> What is required: What you produce should be every line from the data that includes "Choroid".

Segment Start: Information provided

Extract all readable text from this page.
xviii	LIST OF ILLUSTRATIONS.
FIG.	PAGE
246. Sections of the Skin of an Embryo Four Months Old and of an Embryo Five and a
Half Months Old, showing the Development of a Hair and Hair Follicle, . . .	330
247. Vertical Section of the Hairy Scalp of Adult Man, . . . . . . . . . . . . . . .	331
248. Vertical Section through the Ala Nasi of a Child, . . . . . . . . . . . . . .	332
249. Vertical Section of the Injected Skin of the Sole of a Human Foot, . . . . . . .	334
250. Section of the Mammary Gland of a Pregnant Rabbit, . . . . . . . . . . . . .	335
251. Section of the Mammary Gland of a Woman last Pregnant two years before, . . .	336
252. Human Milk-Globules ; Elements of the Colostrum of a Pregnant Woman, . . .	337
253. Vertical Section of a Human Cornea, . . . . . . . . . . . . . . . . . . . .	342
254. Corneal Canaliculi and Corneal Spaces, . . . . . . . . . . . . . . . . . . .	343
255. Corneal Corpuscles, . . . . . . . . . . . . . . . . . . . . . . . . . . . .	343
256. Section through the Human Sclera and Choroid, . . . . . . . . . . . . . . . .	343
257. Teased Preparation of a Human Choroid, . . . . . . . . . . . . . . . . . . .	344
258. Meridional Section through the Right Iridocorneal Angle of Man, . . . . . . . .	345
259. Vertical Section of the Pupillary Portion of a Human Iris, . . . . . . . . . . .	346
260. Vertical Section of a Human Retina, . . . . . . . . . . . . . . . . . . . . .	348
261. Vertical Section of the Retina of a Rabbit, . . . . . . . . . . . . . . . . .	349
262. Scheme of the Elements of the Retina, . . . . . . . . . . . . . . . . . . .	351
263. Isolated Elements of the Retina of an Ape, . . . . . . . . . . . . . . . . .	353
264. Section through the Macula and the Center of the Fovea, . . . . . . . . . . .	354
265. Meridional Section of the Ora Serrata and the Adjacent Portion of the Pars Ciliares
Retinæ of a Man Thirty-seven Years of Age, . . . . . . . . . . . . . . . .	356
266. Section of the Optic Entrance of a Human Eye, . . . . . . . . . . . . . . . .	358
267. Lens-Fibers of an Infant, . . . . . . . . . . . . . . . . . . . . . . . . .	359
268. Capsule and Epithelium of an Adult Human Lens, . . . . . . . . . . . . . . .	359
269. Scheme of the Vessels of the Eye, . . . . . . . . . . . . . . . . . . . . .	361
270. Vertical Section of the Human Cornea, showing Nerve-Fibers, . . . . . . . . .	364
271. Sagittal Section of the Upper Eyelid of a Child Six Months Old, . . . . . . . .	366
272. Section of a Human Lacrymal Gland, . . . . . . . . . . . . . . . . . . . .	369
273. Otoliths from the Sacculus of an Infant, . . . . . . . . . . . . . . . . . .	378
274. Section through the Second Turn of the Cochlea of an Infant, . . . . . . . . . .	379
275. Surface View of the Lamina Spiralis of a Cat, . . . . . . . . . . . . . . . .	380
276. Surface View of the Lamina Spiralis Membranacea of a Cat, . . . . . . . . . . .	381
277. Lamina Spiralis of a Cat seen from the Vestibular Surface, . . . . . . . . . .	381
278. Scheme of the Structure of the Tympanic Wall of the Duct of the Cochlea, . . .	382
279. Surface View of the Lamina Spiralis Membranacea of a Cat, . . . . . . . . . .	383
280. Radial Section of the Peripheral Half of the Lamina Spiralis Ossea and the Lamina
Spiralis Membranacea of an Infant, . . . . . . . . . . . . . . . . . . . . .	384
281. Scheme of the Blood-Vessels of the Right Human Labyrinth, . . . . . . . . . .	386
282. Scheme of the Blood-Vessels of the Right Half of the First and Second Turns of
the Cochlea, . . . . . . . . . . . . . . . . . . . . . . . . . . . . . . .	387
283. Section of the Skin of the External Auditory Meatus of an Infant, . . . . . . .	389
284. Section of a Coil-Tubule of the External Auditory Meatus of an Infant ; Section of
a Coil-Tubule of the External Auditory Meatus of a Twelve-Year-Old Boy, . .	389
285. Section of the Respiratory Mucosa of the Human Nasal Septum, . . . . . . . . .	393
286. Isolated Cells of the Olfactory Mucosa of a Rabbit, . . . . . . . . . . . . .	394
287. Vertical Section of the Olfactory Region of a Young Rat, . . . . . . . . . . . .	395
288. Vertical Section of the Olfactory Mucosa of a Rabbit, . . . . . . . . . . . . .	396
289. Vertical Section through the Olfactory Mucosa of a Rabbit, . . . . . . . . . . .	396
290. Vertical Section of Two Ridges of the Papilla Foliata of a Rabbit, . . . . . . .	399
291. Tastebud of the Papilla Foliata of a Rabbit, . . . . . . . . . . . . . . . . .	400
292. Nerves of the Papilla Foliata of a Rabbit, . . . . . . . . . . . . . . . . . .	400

Segment End: Information provided

> Response below:
256. Section through the Human Sclera and Choroid, . . . . . . . . . . . . . . . .	343
257. Teased Preparation of a Human Choroid, . . . . . . . . . . . . . . . . . . .	344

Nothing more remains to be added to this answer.